**Supplied data**:
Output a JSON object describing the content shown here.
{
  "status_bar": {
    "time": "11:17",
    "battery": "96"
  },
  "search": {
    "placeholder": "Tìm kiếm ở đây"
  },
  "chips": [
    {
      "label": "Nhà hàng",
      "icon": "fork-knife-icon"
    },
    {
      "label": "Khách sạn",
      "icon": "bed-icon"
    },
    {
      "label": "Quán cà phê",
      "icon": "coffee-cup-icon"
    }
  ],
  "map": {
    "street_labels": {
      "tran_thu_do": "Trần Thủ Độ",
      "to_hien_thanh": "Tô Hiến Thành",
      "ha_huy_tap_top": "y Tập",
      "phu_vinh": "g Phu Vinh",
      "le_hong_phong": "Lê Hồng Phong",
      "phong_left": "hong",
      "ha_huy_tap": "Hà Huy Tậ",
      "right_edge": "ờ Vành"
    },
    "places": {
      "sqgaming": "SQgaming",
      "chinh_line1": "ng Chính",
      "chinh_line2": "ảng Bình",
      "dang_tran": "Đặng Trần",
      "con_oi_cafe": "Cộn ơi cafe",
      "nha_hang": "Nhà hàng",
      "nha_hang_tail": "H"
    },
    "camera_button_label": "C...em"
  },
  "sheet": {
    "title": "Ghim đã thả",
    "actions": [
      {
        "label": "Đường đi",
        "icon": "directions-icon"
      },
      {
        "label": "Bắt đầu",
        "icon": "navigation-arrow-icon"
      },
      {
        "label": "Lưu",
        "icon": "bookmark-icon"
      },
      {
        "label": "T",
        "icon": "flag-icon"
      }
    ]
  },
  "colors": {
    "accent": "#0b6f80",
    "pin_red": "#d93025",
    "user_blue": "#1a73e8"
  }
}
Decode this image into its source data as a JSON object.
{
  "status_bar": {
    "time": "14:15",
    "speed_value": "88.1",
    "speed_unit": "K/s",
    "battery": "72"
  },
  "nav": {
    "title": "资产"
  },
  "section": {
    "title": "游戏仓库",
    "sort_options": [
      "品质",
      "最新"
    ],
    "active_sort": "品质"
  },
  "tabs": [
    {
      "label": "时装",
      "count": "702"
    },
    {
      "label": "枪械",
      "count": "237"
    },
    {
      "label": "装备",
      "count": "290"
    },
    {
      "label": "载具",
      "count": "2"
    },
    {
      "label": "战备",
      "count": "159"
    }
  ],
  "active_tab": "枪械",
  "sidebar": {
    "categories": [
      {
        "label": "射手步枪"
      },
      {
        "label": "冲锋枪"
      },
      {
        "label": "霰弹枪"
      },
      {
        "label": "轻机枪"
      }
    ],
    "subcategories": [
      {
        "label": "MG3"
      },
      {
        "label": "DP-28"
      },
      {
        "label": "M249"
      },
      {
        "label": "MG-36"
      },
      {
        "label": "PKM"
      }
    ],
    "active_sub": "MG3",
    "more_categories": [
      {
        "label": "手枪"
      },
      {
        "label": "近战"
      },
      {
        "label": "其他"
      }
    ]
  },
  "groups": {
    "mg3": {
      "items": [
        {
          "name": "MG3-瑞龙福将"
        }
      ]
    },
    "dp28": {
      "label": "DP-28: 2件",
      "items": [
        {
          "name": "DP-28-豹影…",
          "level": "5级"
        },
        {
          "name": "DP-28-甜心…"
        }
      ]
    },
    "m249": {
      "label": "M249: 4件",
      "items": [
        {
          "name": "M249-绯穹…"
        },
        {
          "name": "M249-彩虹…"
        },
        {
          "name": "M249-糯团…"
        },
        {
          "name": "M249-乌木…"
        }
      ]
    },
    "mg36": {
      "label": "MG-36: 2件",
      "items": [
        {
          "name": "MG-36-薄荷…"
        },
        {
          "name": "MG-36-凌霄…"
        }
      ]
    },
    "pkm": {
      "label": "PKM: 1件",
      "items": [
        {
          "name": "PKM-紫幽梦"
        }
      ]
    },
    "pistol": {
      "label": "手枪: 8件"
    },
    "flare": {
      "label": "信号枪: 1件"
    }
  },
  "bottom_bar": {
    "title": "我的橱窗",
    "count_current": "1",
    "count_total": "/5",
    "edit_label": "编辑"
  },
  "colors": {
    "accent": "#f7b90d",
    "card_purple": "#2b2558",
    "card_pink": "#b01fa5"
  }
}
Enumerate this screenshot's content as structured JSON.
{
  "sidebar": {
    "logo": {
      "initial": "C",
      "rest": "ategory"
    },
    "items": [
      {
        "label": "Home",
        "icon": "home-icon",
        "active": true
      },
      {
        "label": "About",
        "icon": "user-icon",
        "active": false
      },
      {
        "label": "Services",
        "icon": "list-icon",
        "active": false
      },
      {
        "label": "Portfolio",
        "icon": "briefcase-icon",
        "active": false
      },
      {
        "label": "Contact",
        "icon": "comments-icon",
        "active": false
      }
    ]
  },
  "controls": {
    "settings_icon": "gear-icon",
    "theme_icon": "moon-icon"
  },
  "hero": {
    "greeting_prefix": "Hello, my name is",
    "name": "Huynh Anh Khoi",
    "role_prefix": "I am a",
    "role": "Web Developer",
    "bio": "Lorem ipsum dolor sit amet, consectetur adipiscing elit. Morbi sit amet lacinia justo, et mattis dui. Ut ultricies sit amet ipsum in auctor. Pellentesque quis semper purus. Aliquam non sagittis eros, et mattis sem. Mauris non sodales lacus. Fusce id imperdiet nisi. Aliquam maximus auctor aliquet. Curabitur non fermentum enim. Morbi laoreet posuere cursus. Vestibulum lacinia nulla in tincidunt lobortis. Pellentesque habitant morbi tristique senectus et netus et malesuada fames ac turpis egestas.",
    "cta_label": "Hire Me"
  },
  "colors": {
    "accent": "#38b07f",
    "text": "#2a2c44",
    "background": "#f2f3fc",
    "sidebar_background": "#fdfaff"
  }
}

**What the exercise asks**: Extract every line from the records above that contains the word "Trần".

**Written response**:
      "tran_thu_do": "Trần Thủ Độ",
      "dang_tran": "Đặng Trần",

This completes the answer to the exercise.